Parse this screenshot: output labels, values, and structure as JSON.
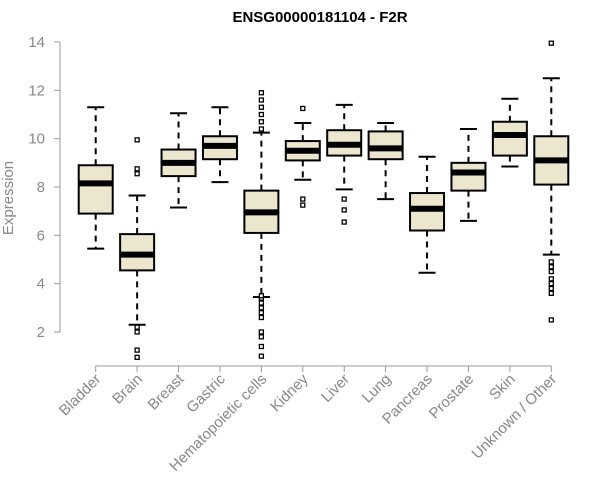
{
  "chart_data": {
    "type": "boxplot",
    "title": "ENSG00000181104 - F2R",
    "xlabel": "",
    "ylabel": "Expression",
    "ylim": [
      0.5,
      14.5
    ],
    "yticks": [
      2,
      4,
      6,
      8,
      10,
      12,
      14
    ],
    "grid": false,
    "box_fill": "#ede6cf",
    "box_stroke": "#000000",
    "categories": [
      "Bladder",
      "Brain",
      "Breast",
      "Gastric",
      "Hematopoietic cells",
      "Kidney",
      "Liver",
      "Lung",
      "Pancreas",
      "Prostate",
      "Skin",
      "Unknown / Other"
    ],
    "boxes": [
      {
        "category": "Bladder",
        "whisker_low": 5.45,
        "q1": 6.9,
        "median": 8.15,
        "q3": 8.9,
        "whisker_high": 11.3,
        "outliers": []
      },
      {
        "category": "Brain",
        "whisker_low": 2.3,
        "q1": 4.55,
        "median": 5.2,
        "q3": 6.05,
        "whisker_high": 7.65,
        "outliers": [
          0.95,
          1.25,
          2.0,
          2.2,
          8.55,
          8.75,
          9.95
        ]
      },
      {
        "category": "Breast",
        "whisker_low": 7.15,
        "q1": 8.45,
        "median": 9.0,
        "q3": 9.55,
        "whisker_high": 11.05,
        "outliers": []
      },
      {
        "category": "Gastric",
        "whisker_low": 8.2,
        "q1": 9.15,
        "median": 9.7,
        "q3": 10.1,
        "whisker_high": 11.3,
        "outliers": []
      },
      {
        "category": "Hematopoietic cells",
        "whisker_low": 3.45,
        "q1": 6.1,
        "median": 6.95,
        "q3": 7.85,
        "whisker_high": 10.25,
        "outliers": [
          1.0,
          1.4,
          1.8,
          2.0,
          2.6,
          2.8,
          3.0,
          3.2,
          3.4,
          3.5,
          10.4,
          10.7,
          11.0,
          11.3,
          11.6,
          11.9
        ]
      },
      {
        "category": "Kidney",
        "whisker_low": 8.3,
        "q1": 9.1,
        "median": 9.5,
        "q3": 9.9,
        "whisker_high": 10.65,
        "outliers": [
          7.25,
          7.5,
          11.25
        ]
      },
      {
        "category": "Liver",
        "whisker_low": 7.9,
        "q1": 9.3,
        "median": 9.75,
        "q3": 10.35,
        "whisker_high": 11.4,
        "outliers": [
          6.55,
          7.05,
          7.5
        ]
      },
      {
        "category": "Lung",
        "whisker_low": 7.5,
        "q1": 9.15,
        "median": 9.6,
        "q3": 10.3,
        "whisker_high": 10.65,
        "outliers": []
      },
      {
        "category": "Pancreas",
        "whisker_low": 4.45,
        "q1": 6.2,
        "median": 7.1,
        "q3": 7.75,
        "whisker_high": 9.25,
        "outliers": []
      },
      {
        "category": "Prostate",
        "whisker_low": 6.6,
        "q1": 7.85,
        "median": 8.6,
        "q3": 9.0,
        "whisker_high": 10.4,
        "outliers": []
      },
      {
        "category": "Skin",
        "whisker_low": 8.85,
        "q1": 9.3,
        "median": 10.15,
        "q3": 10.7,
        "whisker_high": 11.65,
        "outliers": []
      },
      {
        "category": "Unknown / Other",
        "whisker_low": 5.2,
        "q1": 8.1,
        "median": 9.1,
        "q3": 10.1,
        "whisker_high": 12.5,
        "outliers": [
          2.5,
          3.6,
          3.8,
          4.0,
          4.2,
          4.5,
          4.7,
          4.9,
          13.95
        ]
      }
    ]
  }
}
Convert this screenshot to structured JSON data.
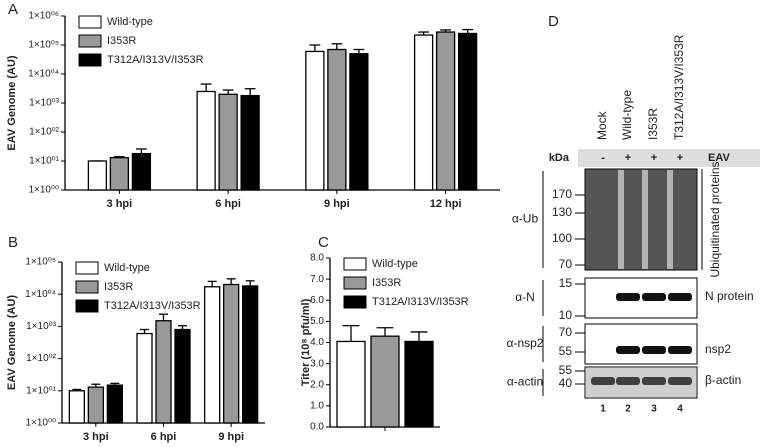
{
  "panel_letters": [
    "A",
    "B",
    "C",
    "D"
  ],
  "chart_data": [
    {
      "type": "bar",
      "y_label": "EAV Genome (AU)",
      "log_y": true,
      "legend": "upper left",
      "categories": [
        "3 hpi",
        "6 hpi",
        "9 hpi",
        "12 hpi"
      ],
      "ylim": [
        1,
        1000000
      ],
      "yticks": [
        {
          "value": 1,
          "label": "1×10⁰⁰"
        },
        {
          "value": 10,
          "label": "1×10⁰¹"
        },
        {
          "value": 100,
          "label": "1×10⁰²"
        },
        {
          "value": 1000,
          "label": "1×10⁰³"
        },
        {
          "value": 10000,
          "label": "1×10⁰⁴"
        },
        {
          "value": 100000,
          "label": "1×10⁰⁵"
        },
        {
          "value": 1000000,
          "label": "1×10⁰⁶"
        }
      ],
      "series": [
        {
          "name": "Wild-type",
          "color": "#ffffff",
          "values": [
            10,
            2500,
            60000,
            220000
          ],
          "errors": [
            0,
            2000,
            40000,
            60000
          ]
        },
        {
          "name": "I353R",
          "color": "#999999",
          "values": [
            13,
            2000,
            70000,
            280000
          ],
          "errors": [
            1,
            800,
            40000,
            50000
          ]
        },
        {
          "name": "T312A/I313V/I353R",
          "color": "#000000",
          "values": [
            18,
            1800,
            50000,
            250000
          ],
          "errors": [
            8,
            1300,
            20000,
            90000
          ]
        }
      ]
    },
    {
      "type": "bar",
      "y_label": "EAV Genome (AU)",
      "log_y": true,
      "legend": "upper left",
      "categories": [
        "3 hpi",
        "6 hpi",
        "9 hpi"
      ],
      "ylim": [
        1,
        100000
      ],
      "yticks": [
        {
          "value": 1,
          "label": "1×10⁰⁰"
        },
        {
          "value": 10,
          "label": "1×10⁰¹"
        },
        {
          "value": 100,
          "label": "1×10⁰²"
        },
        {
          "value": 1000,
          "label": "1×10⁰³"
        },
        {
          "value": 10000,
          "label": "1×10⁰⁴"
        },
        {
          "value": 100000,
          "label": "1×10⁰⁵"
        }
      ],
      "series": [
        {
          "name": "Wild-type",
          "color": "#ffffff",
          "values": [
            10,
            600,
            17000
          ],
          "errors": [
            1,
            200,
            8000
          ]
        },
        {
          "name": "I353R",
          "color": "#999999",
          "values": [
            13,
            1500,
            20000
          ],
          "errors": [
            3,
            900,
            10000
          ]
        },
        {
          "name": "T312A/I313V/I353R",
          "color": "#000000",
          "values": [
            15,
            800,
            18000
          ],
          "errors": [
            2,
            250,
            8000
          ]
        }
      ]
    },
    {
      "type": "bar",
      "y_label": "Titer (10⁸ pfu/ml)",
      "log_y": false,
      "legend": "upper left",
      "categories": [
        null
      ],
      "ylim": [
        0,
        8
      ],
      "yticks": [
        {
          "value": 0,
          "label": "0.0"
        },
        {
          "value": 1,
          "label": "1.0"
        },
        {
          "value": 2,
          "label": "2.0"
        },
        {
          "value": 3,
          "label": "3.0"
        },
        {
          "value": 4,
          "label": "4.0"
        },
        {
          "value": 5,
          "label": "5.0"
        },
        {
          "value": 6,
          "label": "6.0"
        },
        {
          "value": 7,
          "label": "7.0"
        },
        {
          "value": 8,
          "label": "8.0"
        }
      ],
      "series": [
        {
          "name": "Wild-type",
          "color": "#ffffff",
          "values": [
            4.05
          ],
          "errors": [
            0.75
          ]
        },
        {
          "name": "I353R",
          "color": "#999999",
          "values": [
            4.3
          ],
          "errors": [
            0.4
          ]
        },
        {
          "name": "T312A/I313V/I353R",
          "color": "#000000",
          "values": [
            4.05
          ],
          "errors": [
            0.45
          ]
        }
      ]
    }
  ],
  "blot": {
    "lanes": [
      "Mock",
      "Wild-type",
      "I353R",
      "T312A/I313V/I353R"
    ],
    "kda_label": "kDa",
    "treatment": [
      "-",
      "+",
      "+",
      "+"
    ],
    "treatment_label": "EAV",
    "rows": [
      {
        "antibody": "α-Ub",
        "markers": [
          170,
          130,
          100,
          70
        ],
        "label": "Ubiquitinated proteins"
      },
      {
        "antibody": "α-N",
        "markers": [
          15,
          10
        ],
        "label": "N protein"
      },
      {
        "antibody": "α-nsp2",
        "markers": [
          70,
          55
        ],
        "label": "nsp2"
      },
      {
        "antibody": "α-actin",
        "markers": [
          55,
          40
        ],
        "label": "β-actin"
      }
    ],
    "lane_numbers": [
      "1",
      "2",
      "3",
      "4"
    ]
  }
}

Exercise aim: Only lines of the data holding the word "antibody" go in the answer. Please copy each of them.

Answer:
        "antibody": "α-Ub",
        "antibody": "α-N",
        "antibody": "α-nsp2",
        "antibody": "α-actin",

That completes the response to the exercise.